** What is required **
Search the material below for the word "اختیار" and copy every line in which it occurs.

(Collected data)
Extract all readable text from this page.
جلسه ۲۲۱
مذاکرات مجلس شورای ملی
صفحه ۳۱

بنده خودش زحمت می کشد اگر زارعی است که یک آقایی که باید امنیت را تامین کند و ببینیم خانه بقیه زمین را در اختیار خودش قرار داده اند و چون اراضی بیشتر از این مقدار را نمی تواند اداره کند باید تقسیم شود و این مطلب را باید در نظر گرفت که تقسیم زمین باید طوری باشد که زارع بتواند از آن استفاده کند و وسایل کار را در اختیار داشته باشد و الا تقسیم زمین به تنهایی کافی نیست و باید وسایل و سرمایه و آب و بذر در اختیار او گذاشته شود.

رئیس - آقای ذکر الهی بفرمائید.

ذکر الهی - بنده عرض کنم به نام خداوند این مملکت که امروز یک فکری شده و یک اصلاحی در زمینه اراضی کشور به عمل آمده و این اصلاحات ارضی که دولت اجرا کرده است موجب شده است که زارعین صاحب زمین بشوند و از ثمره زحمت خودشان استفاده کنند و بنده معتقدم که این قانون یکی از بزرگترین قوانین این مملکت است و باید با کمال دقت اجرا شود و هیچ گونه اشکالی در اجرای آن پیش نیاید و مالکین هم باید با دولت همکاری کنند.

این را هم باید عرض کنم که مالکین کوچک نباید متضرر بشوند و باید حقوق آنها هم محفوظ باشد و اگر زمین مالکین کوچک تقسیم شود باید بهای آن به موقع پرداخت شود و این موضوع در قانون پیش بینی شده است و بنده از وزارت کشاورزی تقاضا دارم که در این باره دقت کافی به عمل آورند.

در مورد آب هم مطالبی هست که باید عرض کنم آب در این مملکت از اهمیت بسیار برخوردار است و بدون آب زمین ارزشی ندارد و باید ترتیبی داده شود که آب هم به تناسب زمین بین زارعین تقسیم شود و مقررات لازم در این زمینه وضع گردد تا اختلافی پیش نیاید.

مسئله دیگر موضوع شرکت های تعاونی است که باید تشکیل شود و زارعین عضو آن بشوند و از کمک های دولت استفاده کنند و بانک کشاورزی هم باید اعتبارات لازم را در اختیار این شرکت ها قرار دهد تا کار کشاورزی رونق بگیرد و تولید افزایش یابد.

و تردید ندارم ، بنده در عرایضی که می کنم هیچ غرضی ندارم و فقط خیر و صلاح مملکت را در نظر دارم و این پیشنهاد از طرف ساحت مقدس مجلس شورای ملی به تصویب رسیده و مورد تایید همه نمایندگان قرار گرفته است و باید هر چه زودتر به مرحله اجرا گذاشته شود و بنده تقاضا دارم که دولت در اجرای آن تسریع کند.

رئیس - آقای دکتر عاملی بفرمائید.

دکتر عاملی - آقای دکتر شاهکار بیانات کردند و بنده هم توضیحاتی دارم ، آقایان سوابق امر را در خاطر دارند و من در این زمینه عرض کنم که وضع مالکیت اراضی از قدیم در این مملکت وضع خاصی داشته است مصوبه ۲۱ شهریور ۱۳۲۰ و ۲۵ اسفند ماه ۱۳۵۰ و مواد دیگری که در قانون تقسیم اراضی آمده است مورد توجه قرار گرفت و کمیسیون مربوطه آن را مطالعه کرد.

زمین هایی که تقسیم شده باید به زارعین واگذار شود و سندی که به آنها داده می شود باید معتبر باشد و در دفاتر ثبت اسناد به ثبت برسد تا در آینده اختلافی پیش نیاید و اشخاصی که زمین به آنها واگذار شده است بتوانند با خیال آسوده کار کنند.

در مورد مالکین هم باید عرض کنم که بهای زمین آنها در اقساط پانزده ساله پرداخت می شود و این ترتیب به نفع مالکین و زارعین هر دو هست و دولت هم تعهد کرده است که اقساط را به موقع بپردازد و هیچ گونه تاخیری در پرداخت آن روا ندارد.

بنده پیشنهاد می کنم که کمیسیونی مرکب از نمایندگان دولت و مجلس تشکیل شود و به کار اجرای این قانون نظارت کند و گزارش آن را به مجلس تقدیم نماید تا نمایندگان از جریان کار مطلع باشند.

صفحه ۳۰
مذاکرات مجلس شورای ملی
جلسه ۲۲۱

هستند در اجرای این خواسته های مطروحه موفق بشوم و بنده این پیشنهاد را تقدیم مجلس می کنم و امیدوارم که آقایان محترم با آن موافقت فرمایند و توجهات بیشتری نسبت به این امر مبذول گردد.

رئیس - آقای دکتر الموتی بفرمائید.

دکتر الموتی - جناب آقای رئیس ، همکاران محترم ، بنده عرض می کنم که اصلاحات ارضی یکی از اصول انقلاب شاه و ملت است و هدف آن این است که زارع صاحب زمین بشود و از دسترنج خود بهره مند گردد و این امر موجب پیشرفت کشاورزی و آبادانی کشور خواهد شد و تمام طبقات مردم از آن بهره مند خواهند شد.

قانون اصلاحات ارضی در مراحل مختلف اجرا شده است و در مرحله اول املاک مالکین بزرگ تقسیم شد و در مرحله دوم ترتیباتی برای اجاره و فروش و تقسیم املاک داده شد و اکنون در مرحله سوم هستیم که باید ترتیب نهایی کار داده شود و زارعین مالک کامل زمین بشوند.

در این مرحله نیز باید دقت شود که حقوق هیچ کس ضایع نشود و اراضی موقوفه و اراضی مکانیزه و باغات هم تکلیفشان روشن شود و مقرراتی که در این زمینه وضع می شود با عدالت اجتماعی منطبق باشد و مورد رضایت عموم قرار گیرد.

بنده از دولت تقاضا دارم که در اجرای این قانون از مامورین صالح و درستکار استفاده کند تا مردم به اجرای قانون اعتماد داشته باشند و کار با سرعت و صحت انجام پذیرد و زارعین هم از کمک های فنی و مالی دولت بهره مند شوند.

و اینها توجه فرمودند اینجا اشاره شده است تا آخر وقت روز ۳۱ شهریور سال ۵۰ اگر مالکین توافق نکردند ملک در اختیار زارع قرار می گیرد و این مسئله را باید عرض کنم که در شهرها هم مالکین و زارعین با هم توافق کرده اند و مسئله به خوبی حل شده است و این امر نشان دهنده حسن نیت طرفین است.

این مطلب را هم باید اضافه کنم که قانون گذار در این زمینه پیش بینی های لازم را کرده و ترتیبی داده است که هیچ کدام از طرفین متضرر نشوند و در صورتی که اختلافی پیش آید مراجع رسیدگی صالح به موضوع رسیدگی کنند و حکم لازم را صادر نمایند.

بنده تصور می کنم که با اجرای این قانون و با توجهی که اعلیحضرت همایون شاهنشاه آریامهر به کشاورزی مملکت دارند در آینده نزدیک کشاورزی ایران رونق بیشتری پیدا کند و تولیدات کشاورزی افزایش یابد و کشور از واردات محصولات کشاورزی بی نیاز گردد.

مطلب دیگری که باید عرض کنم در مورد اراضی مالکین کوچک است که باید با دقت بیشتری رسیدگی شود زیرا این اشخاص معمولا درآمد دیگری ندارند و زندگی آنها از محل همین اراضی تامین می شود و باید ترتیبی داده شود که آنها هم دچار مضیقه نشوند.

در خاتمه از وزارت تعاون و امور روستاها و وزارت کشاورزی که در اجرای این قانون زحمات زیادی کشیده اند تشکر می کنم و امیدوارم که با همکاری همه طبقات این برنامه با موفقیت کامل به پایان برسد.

** Written solution **
بنده خودش زحمت می کشد اگر زارعی است که یک آقایی که باید امنیت را تامین کند و ببینیم خانه بقیه زمین را در اختیار خودش قرار داده اند و چون اراضی بیشتر از این مقدار را نمی تواند اداره کند باید تقسیم شود و این مطلب را باید در نظر گرفت که تقسیم زمین باید طوری باشد که زارع بتواند از آن استفاده کند و وسایل کار را در اختیار داشته باشد و الا تقسیم زمین به تنهایی کافی نیست و باید وسایل و سرمایه و آب و بذر در اختیار او گذاشته شود.
مسئله دیگر موضوع شرکت های تعاونی است که باید تشکیل شود و زارعین عضو آن بشوند و از کمک های دولت استفاده کنند و بانک کشاورزی هم باید اعتبارات لازم را در اختیار این شرکت ها قرار دهد تا کار کشاورزی رونق بگیرد و تولید افزایش یابد.
و اینها توجه فرمودند اینجا اشاره شده است تا آخر وقت روز ۳۱ شهریور سال ۵۰ اگر مالکین توافق نکردند ملک در اختیار زارع قرار می گیرد و این مسئله را باید عرض کنم که در شهرها هم مالکین و زارعین با هم توافق کرده اند و مسئله به خوبی حل شده است و این امر نشان دهنده حسن نیت طرفین است.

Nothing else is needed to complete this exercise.